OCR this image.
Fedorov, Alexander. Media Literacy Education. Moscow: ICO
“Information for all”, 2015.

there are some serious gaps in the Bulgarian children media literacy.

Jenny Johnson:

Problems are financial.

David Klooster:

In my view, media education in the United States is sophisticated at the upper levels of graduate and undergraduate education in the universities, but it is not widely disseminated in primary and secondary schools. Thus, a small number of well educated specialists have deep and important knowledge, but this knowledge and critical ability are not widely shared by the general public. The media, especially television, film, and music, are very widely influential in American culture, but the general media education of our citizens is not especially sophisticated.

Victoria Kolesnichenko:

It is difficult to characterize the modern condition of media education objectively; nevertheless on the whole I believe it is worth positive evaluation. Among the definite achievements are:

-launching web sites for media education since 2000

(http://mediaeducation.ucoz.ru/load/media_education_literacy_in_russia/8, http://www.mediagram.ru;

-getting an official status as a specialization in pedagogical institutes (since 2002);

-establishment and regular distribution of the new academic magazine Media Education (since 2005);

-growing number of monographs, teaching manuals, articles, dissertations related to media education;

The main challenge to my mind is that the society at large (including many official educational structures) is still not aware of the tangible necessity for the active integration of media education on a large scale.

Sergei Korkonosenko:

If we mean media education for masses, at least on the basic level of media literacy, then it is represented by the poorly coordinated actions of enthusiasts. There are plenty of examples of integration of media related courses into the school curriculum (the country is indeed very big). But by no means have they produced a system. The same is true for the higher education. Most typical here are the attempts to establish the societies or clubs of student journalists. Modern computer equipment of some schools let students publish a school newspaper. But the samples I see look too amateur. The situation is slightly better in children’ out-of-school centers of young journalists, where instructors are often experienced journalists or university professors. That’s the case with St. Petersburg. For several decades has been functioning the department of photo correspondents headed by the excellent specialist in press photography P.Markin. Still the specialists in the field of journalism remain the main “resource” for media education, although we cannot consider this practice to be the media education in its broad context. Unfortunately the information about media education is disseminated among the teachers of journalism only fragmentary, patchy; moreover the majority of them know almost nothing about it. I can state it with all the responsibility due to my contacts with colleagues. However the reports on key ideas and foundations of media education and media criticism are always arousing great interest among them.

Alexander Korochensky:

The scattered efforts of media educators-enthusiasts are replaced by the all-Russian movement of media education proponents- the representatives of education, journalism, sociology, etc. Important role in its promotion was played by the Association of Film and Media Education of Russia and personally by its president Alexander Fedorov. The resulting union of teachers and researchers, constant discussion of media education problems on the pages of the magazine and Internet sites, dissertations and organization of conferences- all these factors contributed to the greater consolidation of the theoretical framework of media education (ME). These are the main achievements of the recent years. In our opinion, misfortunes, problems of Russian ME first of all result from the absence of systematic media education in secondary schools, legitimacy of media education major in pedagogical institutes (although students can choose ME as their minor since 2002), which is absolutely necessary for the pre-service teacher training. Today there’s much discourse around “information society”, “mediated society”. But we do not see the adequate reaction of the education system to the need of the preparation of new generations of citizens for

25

### PROBLEM TO WORK ON
Which lines above contain "official"? Show each of them.

### SOLUTION FOR THIS TASK
-getting an official status as a specialization in pedagogical institutes (since 2002);
The main challenge to my mind is that the society at large (including many official educational structures) is still not aware of the tangible necessity for the active integration of media education on a large scale.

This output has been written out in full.